◆ **Required work**
a – In the data preparation page, what do the first and second columns of the CSV file read by retrieve_csvdata_as_dict hold?
b – Continue the data preparation page for the short text package from its last sentence.

Data Preparation
This package deals with short text. While the text data for predictions or classifications are simply str or list of str, the training data does take a specific format, in terms of dict, the Python dictionary (or hash map). The package provides two sets of data as an example.
Example Training Data 1: Subject Keywords
The first example dataset is about the subject keywords, which can be loaded by:
>>> trainclassdict = shorttext.data.subjectkeywords()
This returns a dictionary, with keys being the label and the values being lists of the subject keywords, as below:
{'mathematics': ['linear algebra', 'topology', 'algebra', 'calculus',
'variational calculus', 'functional field', 'real analysis', 'complex analysis',
'differential equation', 'statistics', 'statistical optimization', 'probability',
'stochastic calculus', 'numerical analysis', 'differential geometry'],
'physics': ['renormalization', 'classical mechanics', 'quantum mechanics',
'statistical mechanics', 'functional field', 'path integral',
'quantum field theory', 'electrodynamics', 'condensed matter',
'particle physics', 'topological solitons', 'astrophysics',
'spontaneous symmetry breaking', 'atomic molecular and optical physics',
'quantum chaos'],
'theology': ['divine providence', 'soteriology', 'anthropology', 'pneumatology', 'Christology',
'Holy Trinity', 'eschatology', 'scripture', 'ecclesiology', 'predestination',
'divine degree', 'creedal confessionalism', 'scholasticism', 'prayer', 'eucharist']}
- shorttext.data.data_retrieval.retrieve_csvdata_as_dict(filepath: str | PathLike) dict[str, list[str]][source]
Retrieve the training data in a CSV file.
Reads a CSV file where the first column contains class labels and the second column contains text data. Returns a dictionary mapping class labels to lists of short texts.

◆ **Dataset records**
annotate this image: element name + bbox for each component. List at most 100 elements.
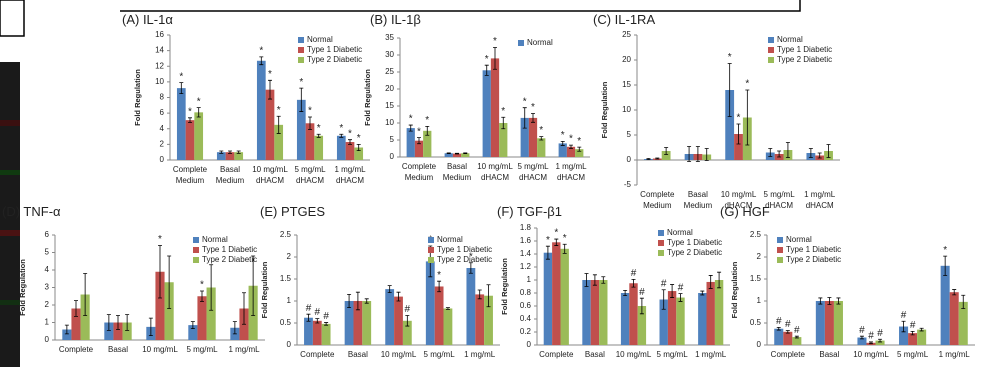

--

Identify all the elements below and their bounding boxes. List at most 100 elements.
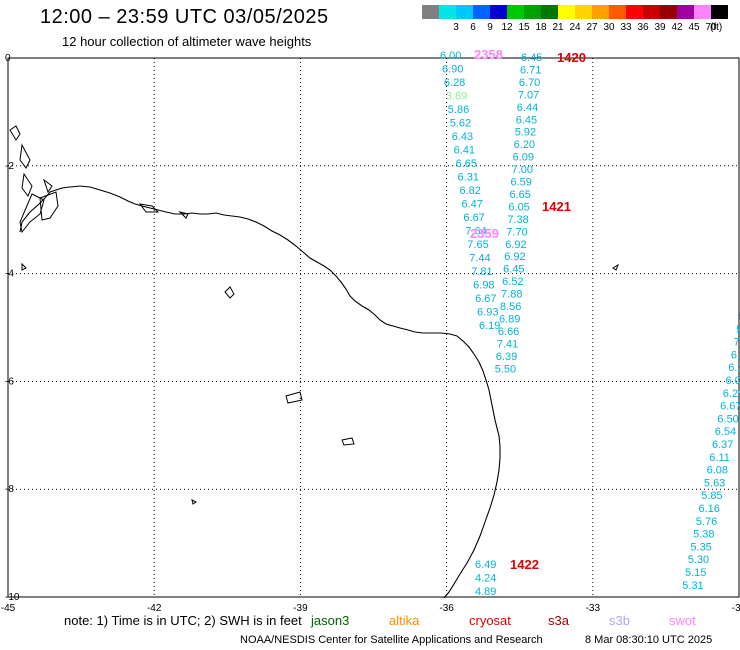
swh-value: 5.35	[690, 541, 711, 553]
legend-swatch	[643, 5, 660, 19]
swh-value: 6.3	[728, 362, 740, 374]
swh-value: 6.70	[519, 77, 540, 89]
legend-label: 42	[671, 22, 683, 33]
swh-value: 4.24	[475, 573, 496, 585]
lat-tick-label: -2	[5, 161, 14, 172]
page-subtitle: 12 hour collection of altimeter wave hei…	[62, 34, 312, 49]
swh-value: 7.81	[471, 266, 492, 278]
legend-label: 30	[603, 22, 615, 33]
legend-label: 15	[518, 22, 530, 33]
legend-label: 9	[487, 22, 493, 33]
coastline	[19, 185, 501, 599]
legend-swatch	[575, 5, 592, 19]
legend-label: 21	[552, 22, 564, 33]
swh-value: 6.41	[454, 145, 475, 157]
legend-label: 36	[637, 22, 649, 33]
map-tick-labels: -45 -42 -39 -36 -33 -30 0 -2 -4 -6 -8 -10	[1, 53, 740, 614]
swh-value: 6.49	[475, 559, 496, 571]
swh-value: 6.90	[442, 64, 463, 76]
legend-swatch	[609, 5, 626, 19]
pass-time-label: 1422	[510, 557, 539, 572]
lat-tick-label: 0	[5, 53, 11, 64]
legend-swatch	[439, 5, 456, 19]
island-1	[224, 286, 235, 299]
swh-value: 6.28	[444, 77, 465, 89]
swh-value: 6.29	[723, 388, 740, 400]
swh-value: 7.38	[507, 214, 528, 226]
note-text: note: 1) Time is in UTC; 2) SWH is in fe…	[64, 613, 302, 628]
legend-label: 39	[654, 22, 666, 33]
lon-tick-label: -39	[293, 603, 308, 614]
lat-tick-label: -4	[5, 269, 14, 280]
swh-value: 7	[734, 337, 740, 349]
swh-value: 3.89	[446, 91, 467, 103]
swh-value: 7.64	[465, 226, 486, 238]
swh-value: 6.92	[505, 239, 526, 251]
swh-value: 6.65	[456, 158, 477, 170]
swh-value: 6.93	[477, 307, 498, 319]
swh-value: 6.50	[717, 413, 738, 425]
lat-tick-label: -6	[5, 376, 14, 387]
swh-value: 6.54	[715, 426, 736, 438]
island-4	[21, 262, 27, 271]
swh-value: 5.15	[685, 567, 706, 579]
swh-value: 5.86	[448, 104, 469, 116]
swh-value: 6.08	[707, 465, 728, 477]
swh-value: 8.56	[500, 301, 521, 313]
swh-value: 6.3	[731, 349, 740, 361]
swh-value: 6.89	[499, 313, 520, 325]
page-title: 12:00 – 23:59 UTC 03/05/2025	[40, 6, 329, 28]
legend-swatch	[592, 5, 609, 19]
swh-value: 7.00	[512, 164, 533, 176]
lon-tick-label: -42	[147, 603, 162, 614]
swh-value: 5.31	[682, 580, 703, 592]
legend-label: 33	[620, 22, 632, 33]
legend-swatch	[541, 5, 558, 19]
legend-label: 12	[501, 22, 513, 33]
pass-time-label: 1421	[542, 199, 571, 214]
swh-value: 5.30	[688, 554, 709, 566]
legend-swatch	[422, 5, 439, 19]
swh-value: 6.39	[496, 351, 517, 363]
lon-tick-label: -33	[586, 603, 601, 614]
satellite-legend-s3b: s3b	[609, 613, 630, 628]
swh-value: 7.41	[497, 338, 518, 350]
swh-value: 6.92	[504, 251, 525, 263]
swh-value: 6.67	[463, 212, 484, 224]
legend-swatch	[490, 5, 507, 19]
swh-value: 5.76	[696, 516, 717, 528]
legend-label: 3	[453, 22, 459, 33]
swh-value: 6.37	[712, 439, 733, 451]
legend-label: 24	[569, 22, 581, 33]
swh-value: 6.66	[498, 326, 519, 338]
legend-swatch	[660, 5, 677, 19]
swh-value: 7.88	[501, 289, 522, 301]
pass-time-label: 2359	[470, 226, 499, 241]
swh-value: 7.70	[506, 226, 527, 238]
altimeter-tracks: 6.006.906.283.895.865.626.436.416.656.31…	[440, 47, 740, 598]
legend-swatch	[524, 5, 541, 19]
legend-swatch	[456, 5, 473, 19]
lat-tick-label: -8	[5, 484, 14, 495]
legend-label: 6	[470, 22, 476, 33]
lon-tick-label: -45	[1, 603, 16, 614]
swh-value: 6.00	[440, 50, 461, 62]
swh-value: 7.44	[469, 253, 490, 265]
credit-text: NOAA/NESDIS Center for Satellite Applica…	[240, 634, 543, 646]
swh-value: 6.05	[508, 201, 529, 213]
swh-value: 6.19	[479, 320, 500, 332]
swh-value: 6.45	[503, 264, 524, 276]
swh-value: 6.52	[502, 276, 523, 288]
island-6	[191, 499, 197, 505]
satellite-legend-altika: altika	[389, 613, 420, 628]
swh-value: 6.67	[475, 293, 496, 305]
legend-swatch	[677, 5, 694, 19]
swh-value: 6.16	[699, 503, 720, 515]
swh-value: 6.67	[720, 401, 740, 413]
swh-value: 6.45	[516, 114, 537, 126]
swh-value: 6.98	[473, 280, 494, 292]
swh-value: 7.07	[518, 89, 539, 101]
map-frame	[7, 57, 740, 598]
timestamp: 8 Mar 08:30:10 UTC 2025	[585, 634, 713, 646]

◆ **Per-task answers**
a – Class labels are in the first column and text data in the second.

b –
- Args:
filepath: Path to the CSV training data file.
- Returns:
A dictionary with class labels as keys and lists of short texts as values.
- Reference:
Data format inspired by common text classification benchmarks.
- shorttext.data.data_retrieval.retrieve_jsondata_as_dict(filepath: str | PathLike) dict[source]
Retrieve the training data in a JSON file.
Reads a JSON file where class labels are keys and lists of short texts are values. Returns the corresponding dictionary.
- Args:
filepath: Path to the JSON training data file.
- Returns:
A dictionary with class labels as keys and lists of short texts as values.
- shorttext.data.data_retrieval.get_or_download_data(filename: str, origin: str, asbytes: bool = False) TextIOWrapper[source]
Retrieve or download a data file.
Checks if the file exists in the user’s home directory under .shorttext. If not present, downloads from the given origin URL.
- Args:
filename: Name of the file to retrieve. origin: URL to download the file from if not present locally. asbytes: If True, opens the file in binary mode. Default is False.
- Returns:
A file object (text or binary mode depending on asbytes).
- shorttext.data.data_retrieval.subjectkeywords() dict[str, list[str]][source]
Return an example dataset of subjects with keywords.
Returns a small example dataset with three subjects and their corresponding keywords, in the training input format.
- Returns:
A dictionary with subject labels as keys and lists of keywords as values.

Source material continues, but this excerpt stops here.